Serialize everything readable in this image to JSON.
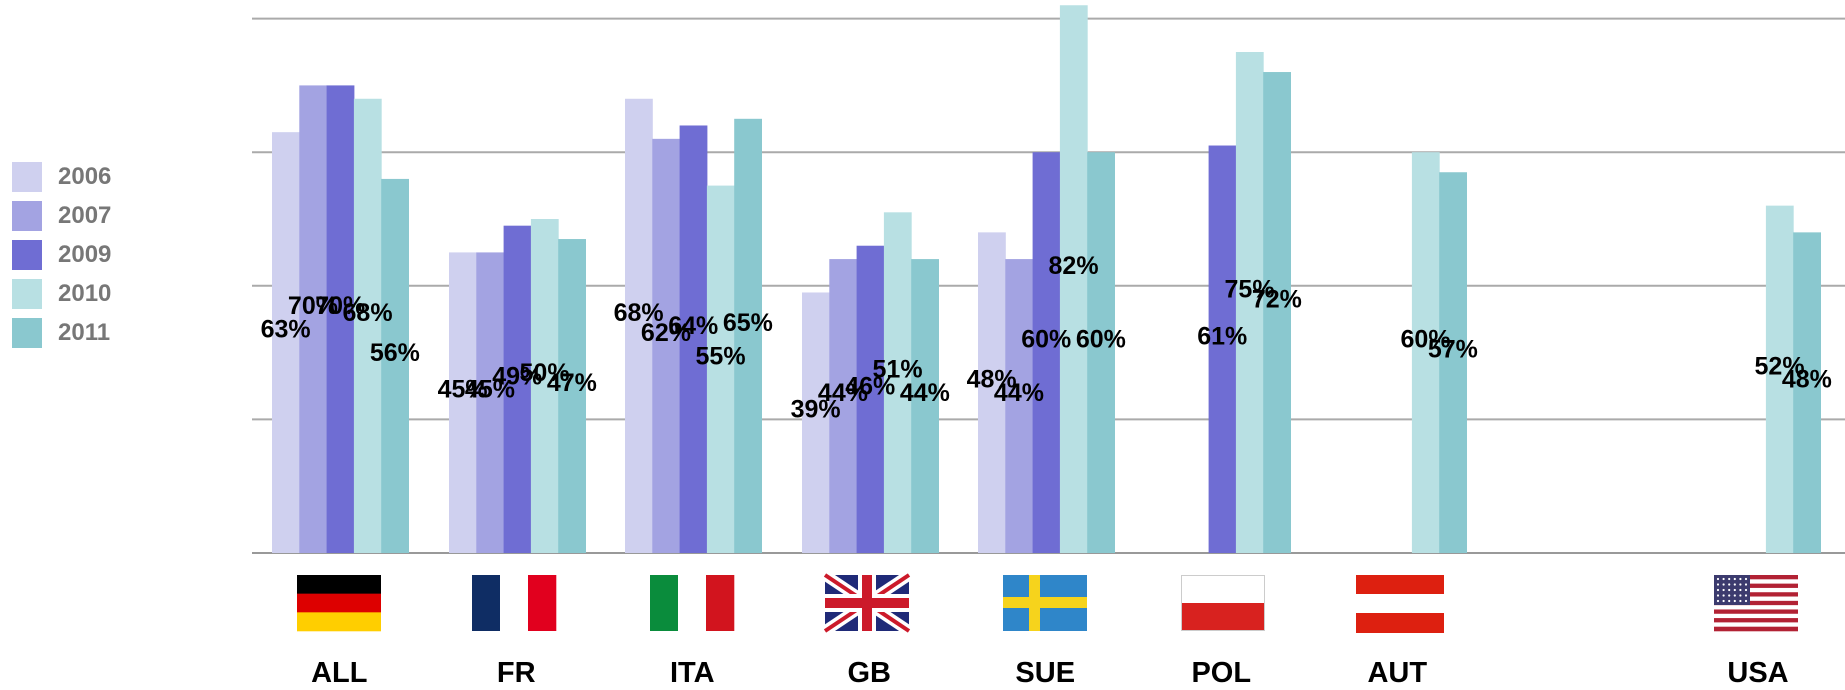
{
  "chart_data": {
    "type": "bar",
    "categories": [
      "ALL",
      "FR",
      "ITA",
      "GB",
      "SUE",
      "POL",
      "AUT",
      "USA"
    ],
    "flags": [
      "germany-flag",
      "france-flag",
      "italy-flag",
      "uk-flag",
      "sweden-flag",
      "poland-flag",
      "austria-flag",
      "usa-flag"
    ],
    "series": [
      {
        "name": "2006",
        "color": "#cfd0ef",
        "values": [
          63,
          45,
          68,
          39,
          48,
          null,
          null,
          null
        ],
        "labels": [
          "63%",
          "45%",
          "68%",
          "39%",
          "48%",
          null,
          null,
          null
        ]
      },
      {
        "name": "2007",
        "color": "#a3a3e2",
        "values": [
          70,
          45,
          62,
          44,
          44,
          null,
          null,
          null
        ],
        "labels": [
          "70%",
          "45%",
          "62%",
          "44%",
          "44%",
          null,
          null,
          null
        ]
      },
      {
        "name": "2009",
        "color": "#6f6dd3",
        "values": [
          70,
          49,
          64,
          46,
          60,
          61,
          null,
          null
        ],
        "labels": [
          "70%",
          "49%",
          "64%",
          "46%",
          "60%",
          "61%",
          null,
          null
        ]
      },
      {
        "name": "2010",
        "color": "#b8e0e3",
        "values": [
          68,
          50,
          55,
          51,
          82,
          75,
          60,
          52
        ],
        "labels": [
          "68%",
          "50%",
          "55%",
          "51%",
          "82%",
          "75%",
          "60%",
          "52%"
        ]
      },
      {
        "name": "2011",
        "color": "#8ac8cf",
        "values": [
          56,
          47,
          65,
          44,
          60,
          72,
          57,
          48
        ],
        "labels": [
          "56%",
          "47%",
          "65%",
          "44%",
          "60%",
          "72%",
          "57%",
          "48%"
        ]
      }
    ],
    "ylim": [
      0,
      80
    ],
    "grid": true,
    "legend_position": "left"
  }
}
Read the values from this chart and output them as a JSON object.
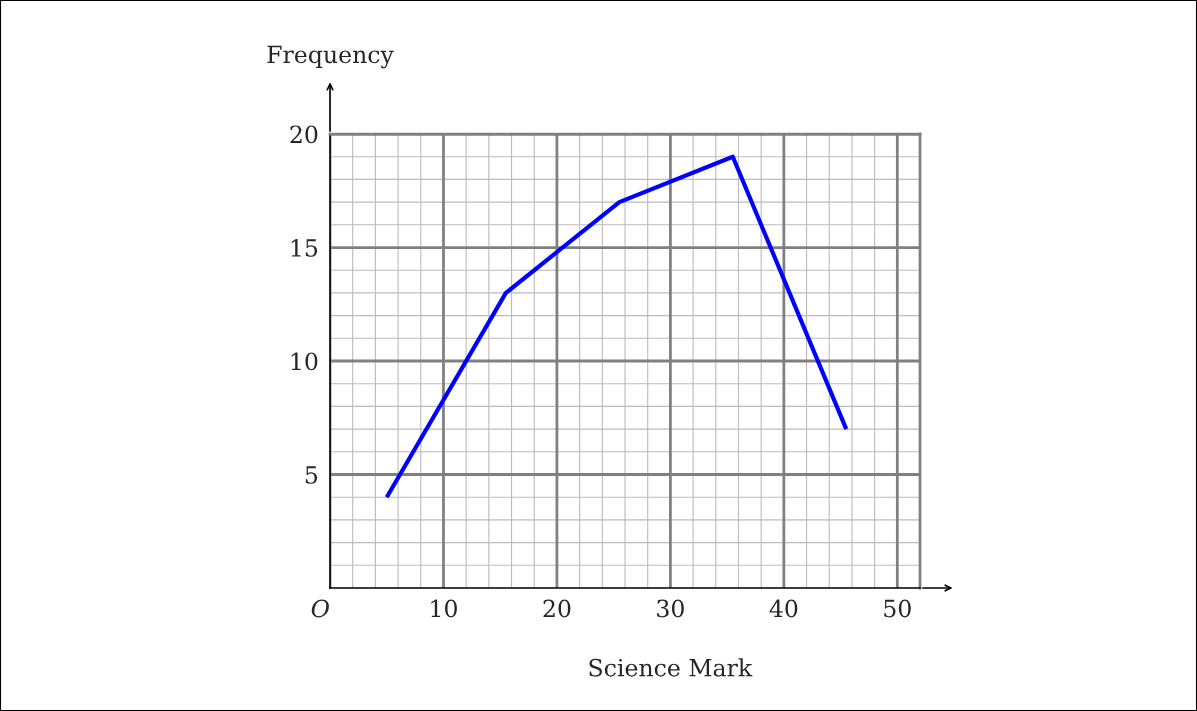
{
  "chart_data": {
    "type": "line",
    "xlabel": "Science Mark",
    "ylabel": "Frequency",
    "x": [
      5,
      15.5,
      25.5,
      35.5,
      45.5
    ],
    "series": [
      {
        "color": "#0000ff",
        "values": [
          4,
          13,
          17,
          19,
          7
        ]
      }
    ],
    "xlim": [
      0,
      52
    ],
    "ylim": [
      0,
      20
    ],
    "xticks": [
      {
        "value": 0,
        "label": "O"
      },
      10,
      20,
      30,
      40,
      50
    ],
    "yticks": [
      5,
      10,
      15,
      20
    ],
    "grid": true,
    "marker": "none",
    "line_style": "solid"
  }
}
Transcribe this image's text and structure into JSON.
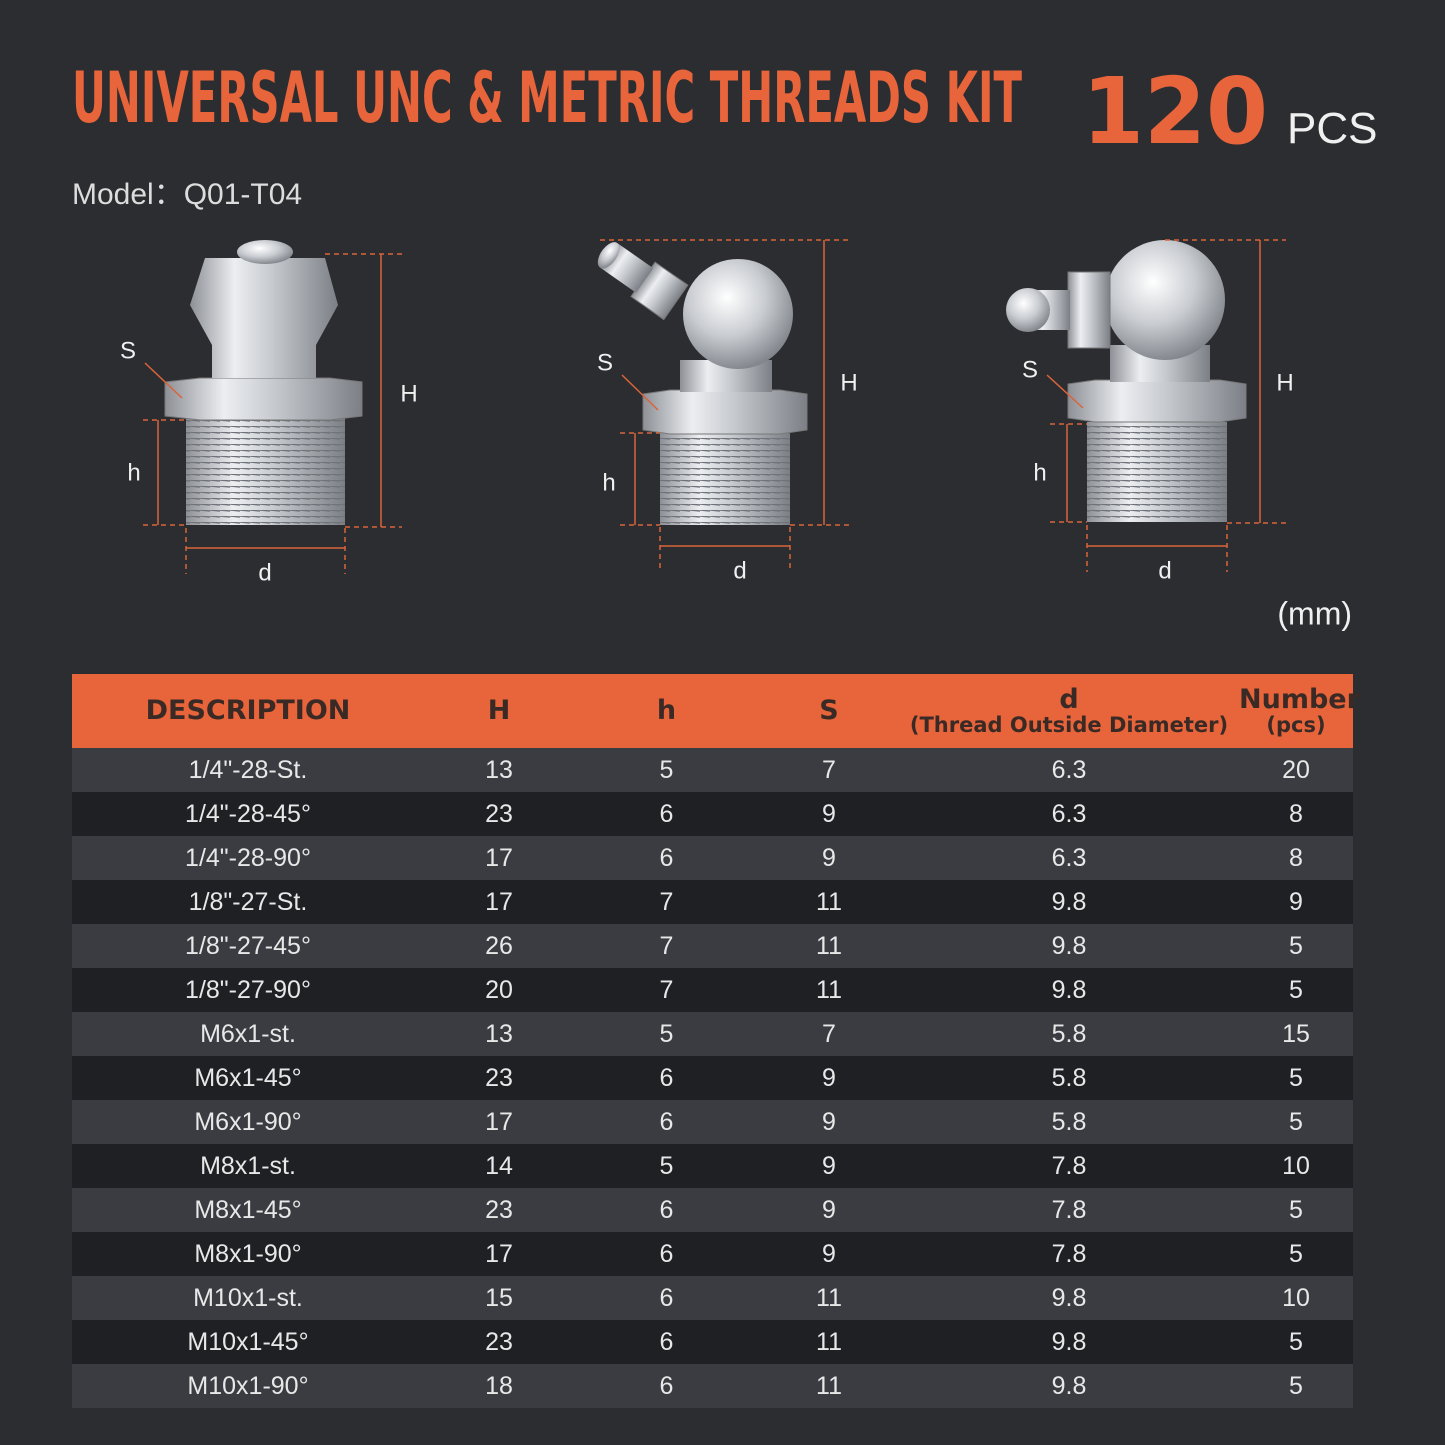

DIRECTIONS FOR THIS TASK:
Leaving out every picture, extract verbatim the lines from the one containing "Read the values" through the last line of the listing, inclusive.

SOLUTION TO THIS EXERCISE:
Read the values from this chart and output them as a JSON object.
{
  "chart_data": {
    "type": "line",
    "xlabel": "Science Mark",
    "ylabel": "Frequency",
    "x": [
      5,
      15.5,
      25.5,
      35.5,
      45.5
    ],
    "series": [
      {
        "color": "#0000ff",
        "values": [
          4,
          13,
          17,
          19,
          7
        ]
      }
    ],
    "xlim": [
      0,
      52
    ],
    "ylim": [
      0,
      20
    ],
    "xticks": [
      {
        "value": 0,
        "label": "O"
      },
      10,
      20,
      30,
      40,
      50
    ],
    "yticks": [
      5,
      10,
      15,
      20
    ],
    "grid": true,
    "marker": "none",
    "line_style": "solid"
  }
}
Transcribe this image's text and structure into JSON.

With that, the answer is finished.